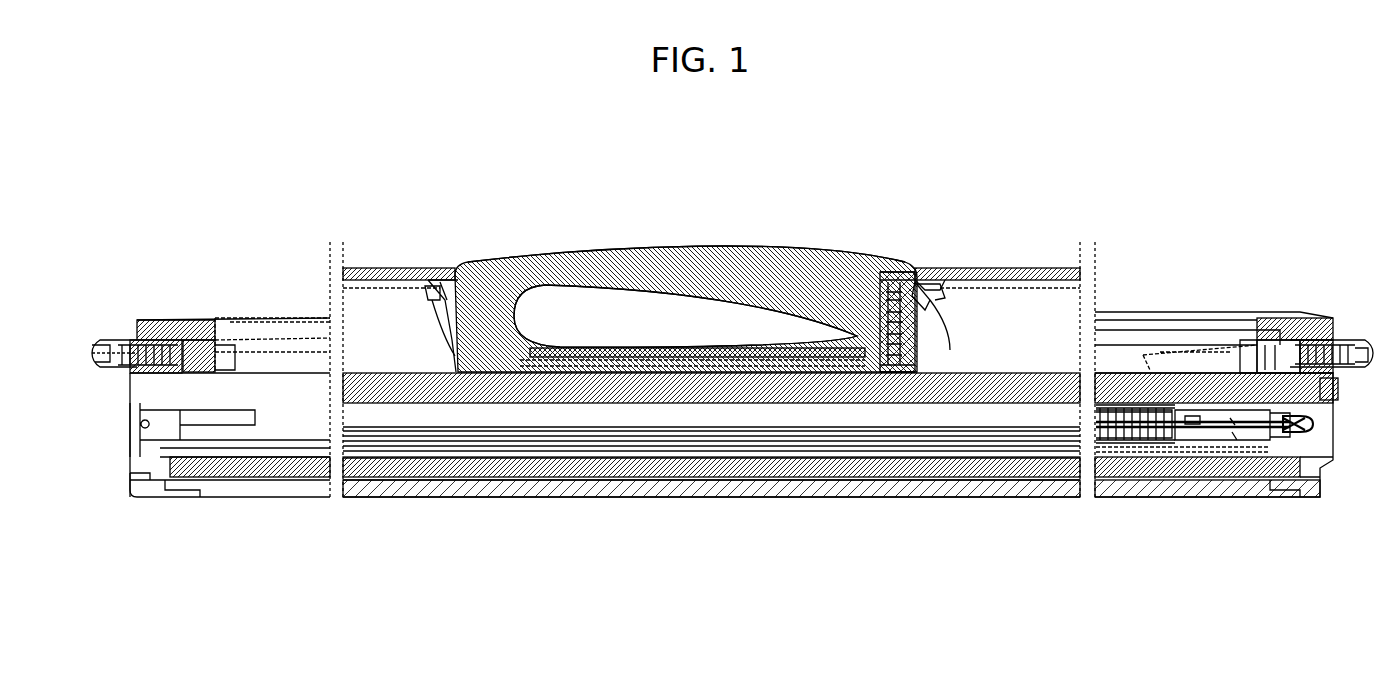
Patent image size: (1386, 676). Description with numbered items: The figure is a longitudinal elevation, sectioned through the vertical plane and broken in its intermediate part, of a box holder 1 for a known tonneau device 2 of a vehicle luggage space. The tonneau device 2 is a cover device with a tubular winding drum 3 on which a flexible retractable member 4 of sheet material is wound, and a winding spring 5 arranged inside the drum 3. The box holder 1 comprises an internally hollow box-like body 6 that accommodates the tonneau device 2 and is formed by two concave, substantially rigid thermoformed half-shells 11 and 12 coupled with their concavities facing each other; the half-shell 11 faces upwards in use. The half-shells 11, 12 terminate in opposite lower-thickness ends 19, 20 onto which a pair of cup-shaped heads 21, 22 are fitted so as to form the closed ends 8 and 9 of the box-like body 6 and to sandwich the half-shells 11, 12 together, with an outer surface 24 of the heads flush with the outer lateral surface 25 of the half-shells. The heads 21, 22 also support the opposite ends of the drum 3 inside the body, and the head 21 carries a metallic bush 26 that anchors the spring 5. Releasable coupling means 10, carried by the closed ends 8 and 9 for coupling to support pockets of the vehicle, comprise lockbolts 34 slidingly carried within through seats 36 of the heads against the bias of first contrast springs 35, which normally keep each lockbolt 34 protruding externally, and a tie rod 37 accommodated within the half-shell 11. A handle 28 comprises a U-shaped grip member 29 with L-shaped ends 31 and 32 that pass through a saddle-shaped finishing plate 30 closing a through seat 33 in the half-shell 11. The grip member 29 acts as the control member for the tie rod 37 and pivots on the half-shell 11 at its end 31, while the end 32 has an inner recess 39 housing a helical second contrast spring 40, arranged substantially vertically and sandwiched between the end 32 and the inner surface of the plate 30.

The box holder 1 is at (1151, 216).
The tonneau device 2 is at (1150, 440).
The tubular winding drum 3 is at (1214, 445).
The flexible retractable member 4 is at (1108, 408).
The winding spring 5 is at (1120, 442).
The box-like body 6 is at (830, 498).
The closed end 8 is at (1300, 318).
The closed end 9 is at (172, 300).
The releasable coupling means 10 is at (94, 334).
The half-shell 11 is at (372, 268).
The half-shell 12 is at (380, 497).
The end of the half-shells 19 is at (189, 318).
The end of the half-shells 20 is at (1281, 330).
The cup-shaped head 21 is at (1339, 383).
The cup-shaped head 22 is at (131, 388).
The outer surface of the heads 24 is at (177, 500).
The outer lateral surface of the half-shells 25 is at (1012, 266).
The bush 26 is at (1316, 426).
The handle 28 is at (730, 241).
The grip member 29 is at (621, 250).
The finishing badge or plate 30 is at (657, 349).
The L-shaped end 31 is at (458, 360).
The L-shaped end 32 is at (904, 375).
The through seat 33 is at (720, 332).
The lockbolt 34 is at (96, 356).
The first contrast spring 35 is at (217, 350).
The through seat 36 is at (140, 347).
The tie rod 37 is at (1165, 352).
The inner recess 39 is at (920, 298).
The second contrast spring 40 is at (930, 298).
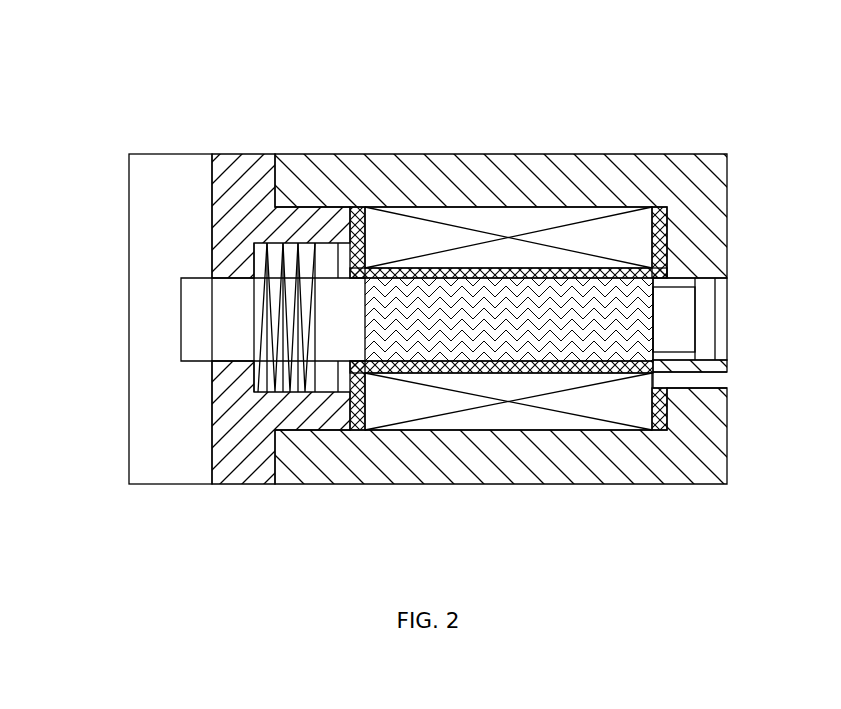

— THE TASK —
List each line of the listing above that contains the word "winding". Case counts.

— WRITTEN REPLY —
Patent image size: (1386, 676). Description with numbered items: The figure is a longitudinal elevation, sectioned through the vertical plane and broken in its intermediate part, of a box holder 1 for a known tonneau device 2 of a vehicle luggage space. The tonneau device 2 is a cover device with a tubular winding drum 3 on which a flexible retractable member 4 of sheet material is wound, and a winding spring 5 arranged inside the drum 3. The box holder 1 comprises an internally hollow box-like body 6 that accommodates the tonneau device 2 and is formed by two concave, substantially rigid thermoformed half-shells 11 and 12 coupled with their concavities facing each other; the half-shell 11 faces upwards in use. The half-shells 11, 12 terminate in opposite lower-thickness ends 19, 20 onto which a pair of cup-shaped heads 21, 22 are fitted so as to form the closed ends 8 and 9 of the box-like body 6 and to sandwich the half-shells 11, 12 together, with an outer surface 24 of the heads flush with the outer lateral surface 25 of the half-shells. The heads 21, 22 also support the opposite ends of the drum 3 inside the body, and the head 21 carries a metallic bush 26 that anchors the spring 5. Releasable coupling means 10, carried by the closed ends 8 and 9 for coupling to support pockets of the vehicle, comprise lockbolts 34 slidingly carried within through seats 36 of the heads against the bias of first contrast springs 35, which normally keep each lockbolt 34 protruding externally, and a tie rod 37 accommodated within the half-shell 11. A handle 28 comprises a U-shaped grip member 29 with L-shaped ends 31 and 32 that pass through a saddle-shaped finishing plate 30 closing a through seat 33 in the half-shell 11. The grip member 29 acts as the control member for the tie rod 37 and pivots on the half-shell 11 at its end 31, while the end 32 has an inner recess 39 housing a helical second contrast spring 40, arranged substantially vertically and sandwiched between the end 32 and the inner surface of the plate 30.
The tubular winding drum 3 is at (1214, 445).
The winding spring 5 is at (1120, 442).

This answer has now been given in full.